> _GIVEN EXERCISE_
From the entries below, pull out each line where "this" appears.
[begin RECORDED INFORMATION]
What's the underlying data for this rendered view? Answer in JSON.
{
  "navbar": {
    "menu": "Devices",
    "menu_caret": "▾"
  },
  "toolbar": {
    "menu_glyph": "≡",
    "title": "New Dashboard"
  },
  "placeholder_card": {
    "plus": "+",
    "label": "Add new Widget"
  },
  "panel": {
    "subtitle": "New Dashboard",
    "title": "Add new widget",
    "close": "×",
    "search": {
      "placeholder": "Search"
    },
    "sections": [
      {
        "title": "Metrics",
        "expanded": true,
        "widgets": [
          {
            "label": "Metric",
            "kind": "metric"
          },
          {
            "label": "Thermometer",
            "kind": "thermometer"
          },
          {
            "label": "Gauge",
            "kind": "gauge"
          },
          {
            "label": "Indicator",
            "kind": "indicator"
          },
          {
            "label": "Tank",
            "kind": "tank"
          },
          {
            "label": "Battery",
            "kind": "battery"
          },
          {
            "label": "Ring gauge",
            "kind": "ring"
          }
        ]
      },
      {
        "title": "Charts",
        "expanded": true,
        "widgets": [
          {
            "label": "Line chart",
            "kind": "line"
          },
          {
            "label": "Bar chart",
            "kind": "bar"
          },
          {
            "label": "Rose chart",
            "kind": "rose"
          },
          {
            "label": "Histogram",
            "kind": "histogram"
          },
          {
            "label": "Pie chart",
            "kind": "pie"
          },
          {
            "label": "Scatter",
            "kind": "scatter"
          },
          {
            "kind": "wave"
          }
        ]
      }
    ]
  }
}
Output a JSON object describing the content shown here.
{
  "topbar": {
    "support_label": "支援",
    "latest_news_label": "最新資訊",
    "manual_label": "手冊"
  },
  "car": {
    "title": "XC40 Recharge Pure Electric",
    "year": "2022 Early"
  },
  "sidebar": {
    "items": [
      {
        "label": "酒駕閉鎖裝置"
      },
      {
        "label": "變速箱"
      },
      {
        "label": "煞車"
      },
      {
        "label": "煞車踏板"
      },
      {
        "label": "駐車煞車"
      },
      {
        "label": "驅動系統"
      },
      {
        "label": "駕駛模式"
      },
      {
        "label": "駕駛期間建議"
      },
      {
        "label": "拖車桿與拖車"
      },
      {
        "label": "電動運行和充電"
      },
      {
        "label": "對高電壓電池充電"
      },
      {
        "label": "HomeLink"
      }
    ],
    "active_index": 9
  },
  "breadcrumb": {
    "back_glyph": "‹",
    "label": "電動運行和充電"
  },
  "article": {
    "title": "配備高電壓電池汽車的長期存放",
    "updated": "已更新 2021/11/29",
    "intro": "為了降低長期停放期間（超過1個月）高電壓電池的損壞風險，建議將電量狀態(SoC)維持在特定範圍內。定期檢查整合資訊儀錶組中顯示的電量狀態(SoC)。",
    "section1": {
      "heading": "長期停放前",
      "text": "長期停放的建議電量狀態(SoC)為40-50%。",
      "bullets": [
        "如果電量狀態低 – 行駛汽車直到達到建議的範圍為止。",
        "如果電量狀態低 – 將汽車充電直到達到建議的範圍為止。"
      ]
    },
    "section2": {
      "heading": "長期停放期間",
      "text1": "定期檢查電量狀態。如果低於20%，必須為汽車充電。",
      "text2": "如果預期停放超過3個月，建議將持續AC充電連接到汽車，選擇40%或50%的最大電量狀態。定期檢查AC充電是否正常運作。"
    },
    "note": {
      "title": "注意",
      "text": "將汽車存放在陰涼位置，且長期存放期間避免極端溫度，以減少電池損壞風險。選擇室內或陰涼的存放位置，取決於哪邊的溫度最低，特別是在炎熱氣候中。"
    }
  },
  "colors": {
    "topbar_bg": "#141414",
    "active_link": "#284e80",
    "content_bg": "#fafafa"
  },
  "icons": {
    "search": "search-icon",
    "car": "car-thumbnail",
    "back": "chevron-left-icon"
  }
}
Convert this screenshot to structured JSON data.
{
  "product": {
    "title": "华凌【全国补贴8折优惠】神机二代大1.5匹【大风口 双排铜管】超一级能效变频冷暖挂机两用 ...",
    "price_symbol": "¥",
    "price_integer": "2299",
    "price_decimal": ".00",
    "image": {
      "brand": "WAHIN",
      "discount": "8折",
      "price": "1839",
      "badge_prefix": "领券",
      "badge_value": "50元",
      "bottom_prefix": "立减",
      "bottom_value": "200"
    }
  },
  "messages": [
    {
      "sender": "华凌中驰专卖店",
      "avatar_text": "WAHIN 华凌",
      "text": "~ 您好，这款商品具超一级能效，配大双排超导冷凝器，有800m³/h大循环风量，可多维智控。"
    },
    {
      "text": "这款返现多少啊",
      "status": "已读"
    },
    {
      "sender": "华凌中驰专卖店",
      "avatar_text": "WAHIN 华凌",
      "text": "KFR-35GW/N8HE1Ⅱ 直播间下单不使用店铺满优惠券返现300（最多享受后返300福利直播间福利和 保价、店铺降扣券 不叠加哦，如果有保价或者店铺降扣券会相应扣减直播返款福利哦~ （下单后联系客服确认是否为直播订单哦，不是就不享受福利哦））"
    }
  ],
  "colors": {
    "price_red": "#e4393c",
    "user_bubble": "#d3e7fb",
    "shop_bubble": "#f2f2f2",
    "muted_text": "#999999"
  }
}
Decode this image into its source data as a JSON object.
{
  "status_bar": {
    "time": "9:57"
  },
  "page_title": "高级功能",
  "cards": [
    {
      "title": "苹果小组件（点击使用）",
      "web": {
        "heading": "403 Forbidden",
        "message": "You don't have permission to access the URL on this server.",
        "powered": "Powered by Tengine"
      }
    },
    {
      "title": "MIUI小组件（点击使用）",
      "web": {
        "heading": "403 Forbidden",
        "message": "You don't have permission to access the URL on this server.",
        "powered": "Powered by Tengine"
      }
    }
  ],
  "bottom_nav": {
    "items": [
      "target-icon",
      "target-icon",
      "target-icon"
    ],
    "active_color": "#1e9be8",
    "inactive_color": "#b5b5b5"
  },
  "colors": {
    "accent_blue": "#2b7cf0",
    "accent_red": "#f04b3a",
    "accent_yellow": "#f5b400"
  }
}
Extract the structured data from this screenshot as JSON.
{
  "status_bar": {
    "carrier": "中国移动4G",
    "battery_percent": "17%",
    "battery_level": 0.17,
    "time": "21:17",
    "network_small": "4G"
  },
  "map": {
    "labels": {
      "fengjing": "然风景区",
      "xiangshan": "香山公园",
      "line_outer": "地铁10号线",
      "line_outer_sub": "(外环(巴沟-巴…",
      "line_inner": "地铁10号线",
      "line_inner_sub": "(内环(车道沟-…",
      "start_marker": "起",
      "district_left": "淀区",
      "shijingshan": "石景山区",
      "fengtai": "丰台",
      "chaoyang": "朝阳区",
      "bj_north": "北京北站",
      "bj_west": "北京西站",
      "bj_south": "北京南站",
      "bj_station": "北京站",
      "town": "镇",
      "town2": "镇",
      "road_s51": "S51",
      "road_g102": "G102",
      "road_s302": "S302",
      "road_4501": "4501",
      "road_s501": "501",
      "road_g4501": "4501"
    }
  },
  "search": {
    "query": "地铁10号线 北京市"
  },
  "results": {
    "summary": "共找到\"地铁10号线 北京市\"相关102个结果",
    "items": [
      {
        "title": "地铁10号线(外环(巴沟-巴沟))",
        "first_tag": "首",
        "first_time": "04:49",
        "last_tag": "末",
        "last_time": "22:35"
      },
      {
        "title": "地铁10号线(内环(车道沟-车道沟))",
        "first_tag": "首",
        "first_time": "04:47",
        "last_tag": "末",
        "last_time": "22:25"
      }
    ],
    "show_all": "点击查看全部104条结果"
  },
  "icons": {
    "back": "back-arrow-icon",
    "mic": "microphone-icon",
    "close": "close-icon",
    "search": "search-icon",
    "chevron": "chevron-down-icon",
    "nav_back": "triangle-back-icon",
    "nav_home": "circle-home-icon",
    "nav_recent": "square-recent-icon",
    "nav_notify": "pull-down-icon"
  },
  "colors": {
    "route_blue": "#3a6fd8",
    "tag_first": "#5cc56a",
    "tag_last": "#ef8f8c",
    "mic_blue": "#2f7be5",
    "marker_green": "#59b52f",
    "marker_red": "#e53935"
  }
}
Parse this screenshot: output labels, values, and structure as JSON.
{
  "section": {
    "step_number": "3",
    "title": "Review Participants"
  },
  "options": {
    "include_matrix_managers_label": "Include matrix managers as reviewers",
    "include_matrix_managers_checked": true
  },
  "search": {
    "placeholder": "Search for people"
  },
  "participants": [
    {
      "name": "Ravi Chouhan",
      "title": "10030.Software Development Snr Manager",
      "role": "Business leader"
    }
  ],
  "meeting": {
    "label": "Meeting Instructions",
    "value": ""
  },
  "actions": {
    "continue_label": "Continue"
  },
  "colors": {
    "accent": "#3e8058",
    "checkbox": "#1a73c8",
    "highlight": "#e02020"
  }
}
[end RECORDED INFORMATION]
> _THE RESULT_
What's the underlying data for this rendered view? Answer in JSON.
Convert this screenshot to structured JSON data.
Decode this image into its source data as a JSON object.
        "message": "You don't have permission to access the URL on this server.",
        "message": "You don't have permission to access the URL on this server.",
Extract the structured data from this screenshot as JSON.
Parse this screenshot: output labels, values, and structure as JSON.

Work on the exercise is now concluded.